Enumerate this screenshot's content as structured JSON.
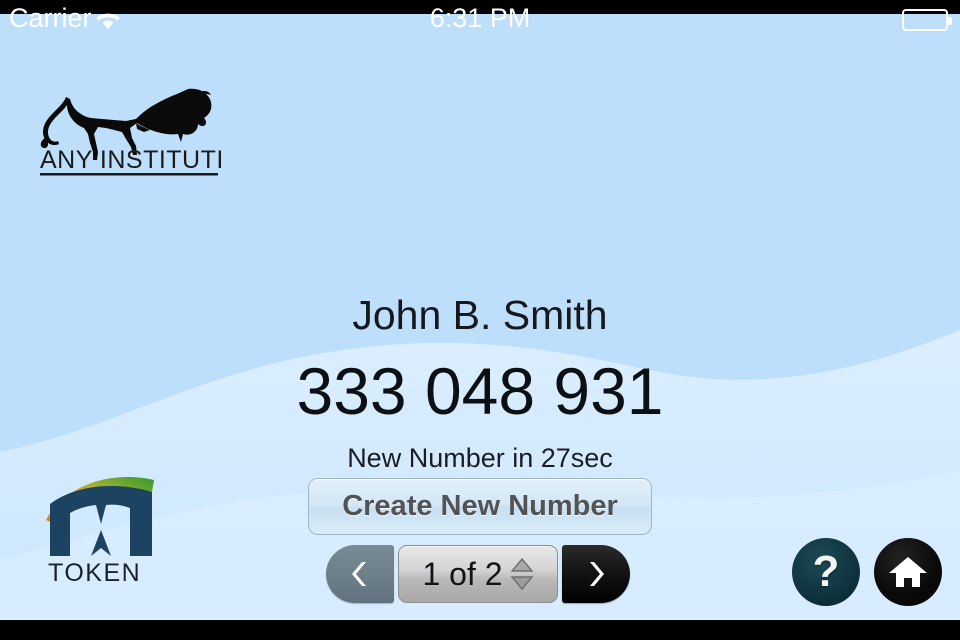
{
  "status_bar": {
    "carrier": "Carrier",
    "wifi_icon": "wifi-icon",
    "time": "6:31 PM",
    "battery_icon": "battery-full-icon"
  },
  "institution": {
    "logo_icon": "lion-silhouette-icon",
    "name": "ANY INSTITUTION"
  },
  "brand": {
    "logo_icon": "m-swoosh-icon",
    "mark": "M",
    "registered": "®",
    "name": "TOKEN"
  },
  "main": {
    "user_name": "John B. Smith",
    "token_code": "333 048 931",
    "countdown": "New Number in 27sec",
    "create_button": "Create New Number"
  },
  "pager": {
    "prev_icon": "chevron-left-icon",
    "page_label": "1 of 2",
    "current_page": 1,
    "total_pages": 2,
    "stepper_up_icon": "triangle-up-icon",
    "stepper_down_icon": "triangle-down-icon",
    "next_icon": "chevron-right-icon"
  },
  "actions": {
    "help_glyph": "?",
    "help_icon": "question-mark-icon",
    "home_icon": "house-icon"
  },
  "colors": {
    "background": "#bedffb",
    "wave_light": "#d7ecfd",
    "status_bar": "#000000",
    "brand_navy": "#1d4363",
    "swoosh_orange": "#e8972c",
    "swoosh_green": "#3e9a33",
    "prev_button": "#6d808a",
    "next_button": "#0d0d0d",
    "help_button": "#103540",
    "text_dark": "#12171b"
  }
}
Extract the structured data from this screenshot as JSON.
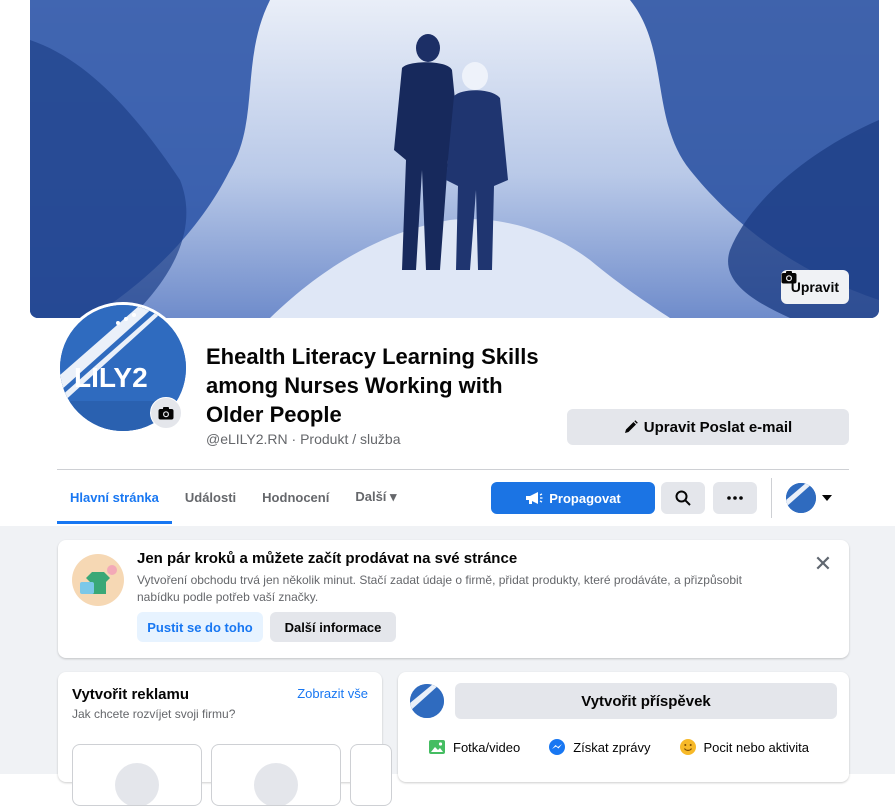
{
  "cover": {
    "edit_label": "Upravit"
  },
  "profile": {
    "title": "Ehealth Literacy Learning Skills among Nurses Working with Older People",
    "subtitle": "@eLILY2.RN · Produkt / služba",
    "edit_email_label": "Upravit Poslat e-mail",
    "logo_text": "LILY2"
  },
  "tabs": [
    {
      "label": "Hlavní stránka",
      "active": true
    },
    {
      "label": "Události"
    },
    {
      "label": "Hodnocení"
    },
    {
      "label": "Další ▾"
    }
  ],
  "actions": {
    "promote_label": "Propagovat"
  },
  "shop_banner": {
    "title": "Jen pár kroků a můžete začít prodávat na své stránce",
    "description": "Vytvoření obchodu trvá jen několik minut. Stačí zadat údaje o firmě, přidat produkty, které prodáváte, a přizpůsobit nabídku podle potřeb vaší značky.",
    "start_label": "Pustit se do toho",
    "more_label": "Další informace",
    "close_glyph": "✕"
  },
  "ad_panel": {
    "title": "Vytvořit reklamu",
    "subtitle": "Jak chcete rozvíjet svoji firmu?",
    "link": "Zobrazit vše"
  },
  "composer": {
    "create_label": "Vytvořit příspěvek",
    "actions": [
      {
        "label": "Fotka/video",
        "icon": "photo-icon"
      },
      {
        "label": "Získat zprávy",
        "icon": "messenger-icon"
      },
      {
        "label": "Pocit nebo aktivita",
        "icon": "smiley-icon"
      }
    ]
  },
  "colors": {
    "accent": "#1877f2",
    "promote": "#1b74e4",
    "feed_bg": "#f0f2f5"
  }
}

★ ★ ★ ★ ★

GIVEN INSTRUCTION: Set down all the data again exactly as above, pictures excluded.

EXERCISE RESULT:
Enumerate this screenshot's content as structured JSON.
{
  "status_bar": {
    "carrier": "Carrier",
    "wifi_icon": "wifi-icon",
    "time": "6:31 PM",
    "battery_icon": "battery-full-icon"
  },
  "institution": {
    "logo_icon": "lion-silhouette-icon",
    "name": "ANY INSTITUTION"
  },
  "brand": {
    "logo_icon": "m-swoosh-icon",
    "mark": "M",
    "registered": "®",
    "name": "TOKEN"
  },
  "main": {
    "user_name": "John B. Smith",
    "token_code": "333 048 931",
    "countdown": "New Number in 27sec",
    "create_button": "Create New Number"
  },
  "pager": {
    "prev_icon": "chevron-left-icon",
    "page_label": "1 of 2",
    "current_page": 1,
    "total_pages": 2,
    "stepper_up_icon": "triangle-up-icon",
    "stepper_down_icon": "triangle-down-icon",
    "next_icon": "chevron-right-icon"
  },
  "actions": {
    "help_glyph": "?",
    "help_icon": "question-mark-icon",
    "home_icon": "house-icon"
  },
  "colors": {
    "background": "#bedffb",
    "wave_light": "#d7ecfd",
    "status_bar": "#000000",
    "brand_navy": "#1d4363",
    "swoosh_orange": "#e8972c",
    "swoosh_green": "#3e9a33",
    "prev_button": "#6d808a",
    "next_button": "#0d0d0d",
    "help_button": "#103540",
    "text_dark": "#12171b"
  }
}
Extract the structured data from this screenshot as JSON.
{
  "cover": {
    "edit_label": "Upravit"
  },
  "profile": {
    "title": "Ehealth Literacy Learning Skills among Nurses Working with Older People",
    "subtitle": "@eLILY2.RN · Produkt / služba",
    "edit_email_label": "Upravit Poslat e-mail",
    "logo_text": "LILY2"
  },
  "tabs": [
    {
      "label": "Hlavní stránka",
      "active": true
    },
    {
      "label": "Události"
    },
    {
      "label": "Hodnocení"
    },
    {
      "label": "Další ▾"
    }
  ],
  "actions": {
    "promote_label": "Propagovat"
  },
  "shop_banner": {
    "title": "Jen pár kroků a můžete začít prodávat na své stránce",
    "description": "Vytvoření obchodu trvá jen několik minut. Stačí zadat údaje o firmě, přidat produkty, které prodáváte, a přizpůsobit nabídku podle potřeb vaší značky.",
    "start_label": "Pustit se do toho",
    "more_label": "Další informace",
    "close_glyph": "✕"
  },
  "ad_panel": {
    "title": "Vytvořit reklamu",
    "subtitle": "Jak chcete rozvíjet svoji firmu?",
    "link": "Zobrazit vše"
  },
  "composer": {
    "create_label": "Vytvořit příspěvek",
    "actions": [
      {
        "label": "Fotka/video",
        "icon": "photo-icon"
      },
      {
        "label": "Získat zprávy",
        "icon": "messenger-icon"
      },
      {
        "label": "Pocit nebo aktivita",
        "icon": "smiley-icon"
      }
    ]
  },
  "colors": {
    "accent": "#1877f2",
    "promote": "#1b74e4",
    "feed_bg": "#f0f2f5"
  }
}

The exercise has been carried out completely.